* _EXERCISE BRIEF_
Go through the lines below and copy each one that holds the string "Philanthropy".

Records from a data source
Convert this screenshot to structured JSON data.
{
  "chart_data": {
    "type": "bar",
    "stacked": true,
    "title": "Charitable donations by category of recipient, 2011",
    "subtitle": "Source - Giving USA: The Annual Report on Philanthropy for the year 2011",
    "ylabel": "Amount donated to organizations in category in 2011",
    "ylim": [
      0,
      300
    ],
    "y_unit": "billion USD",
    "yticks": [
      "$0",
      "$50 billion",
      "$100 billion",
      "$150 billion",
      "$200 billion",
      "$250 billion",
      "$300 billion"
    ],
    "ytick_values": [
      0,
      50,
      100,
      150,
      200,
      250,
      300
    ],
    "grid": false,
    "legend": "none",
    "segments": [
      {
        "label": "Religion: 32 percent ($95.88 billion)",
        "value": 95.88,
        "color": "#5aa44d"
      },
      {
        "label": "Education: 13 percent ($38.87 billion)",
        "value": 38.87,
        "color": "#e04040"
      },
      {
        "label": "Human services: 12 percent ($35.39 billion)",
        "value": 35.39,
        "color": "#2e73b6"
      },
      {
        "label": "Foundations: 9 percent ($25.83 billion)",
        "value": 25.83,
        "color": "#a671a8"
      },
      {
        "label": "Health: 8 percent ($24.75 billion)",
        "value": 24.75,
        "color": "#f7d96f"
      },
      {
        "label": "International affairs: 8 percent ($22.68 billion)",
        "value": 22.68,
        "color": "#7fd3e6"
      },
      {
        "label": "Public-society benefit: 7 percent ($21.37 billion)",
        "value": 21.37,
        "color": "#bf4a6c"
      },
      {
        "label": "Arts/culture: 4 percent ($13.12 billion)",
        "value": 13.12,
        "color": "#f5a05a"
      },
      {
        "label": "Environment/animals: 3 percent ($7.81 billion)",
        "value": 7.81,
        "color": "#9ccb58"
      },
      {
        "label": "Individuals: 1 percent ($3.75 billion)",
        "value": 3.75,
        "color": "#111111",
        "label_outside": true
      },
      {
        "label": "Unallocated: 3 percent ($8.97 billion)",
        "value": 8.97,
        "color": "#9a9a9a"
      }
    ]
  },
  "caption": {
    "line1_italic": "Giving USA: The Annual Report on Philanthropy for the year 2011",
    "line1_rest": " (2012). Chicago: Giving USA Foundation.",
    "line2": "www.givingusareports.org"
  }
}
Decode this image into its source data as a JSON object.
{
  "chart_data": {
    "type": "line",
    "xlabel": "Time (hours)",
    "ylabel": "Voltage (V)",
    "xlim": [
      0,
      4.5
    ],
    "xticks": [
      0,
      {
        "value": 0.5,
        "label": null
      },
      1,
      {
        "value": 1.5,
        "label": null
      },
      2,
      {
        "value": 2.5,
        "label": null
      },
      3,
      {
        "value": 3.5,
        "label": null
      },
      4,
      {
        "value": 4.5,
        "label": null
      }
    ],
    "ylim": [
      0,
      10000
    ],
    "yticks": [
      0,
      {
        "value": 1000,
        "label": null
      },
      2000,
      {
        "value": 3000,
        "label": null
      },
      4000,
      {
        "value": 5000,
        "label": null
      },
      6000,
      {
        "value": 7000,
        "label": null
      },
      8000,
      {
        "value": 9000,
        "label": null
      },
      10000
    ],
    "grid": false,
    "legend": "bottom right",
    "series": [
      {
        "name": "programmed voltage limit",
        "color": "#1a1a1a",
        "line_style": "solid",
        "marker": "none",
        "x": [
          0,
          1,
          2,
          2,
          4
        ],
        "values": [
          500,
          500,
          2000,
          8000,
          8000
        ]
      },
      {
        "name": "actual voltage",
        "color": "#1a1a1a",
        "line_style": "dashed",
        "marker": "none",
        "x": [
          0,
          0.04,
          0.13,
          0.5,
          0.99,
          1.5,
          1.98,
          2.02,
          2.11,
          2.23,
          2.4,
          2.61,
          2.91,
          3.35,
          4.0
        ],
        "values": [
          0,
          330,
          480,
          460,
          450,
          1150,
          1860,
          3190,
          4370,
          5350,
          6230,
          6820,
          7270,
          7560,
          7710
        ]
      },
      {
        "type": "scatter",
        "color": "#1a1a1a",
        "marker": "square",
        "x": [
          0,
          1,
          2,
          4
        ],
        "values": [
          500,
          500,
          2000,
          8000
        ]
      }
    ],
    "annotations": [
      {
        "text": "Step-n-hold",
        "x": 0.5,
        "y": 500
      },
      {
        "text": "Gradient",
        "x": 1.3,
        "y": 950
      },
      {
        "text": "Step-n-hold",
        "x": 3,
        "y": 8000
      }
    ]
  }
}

* _EXPECTED ANSWER_
    "subtitle": "Source - Giving USA: The Annual Report on Philanthropy for the year 2011",
    "line1_italic": "Giving USA: The Annual Report on Philanthropy for the year 2011",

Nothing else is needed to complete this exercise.